**What is asked**.
The records that follow are to be repeated without alteration.

* begin *

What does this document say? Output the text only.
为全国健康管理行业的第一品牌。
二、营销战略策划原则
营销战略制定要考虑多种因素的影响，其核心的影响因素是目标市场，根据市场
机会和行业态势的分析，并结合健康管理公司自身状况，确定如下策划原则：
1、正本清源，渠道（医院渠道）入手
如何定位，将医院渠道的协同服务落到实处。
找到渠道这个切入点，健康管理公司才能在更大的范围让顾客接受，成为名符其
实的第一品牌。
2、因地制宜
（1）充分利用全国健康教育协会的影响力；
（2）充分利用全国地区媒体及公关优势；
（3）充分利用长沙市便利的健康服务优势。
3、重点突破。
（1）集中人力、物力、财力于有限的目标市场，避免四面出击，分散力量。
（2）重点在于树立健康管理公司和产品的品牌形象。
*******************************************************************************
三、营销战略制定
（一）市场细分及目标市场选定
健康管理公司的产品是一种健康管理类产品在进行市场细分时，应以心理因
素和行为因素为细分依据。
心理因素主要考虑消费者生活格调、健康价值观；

* end *

**Result**.
What does this document say? Output the text only.
为全国健康管理行业的第一品牌。
二、营销战略策划原则
营销战略制定要考虑多种因素的影响，其核心的影响因素是目标市场，根据市场
机会和行业态势的分析，并结合健康管理公司自身状况，确定如下策划原则：
1、正本清源，渠道（医院渠道）入手
如何定位，将医院渠道的协同服务落到实处。
找到渠道这个切入点，健康管理公司才能在更大的范围让顾客接受，成为名符其
实的第一品牌。
2、因地制宜
（1）充分利用全国健康教育协会的影响力；
（2）充分利用全国地区媒体及公关优势；
（3）充分利用长沙市便利的健康服务优势。
3、重点突破。
（1）集中人力、物力、财力于有限的目标市场，避免四面出击，分散力量。
（2）重点在于树立健康管理公司和产品的品牌形象。
*******************************************************************************
三、营销战略制定
（一）市场细分及目标市场选定
健康管理公司的产品是一种健康管理类产品在进行市场细分时，应以心理因
素和行为因素为细分依据。
心理因素主要考虑消费者生活格调、健康价值观；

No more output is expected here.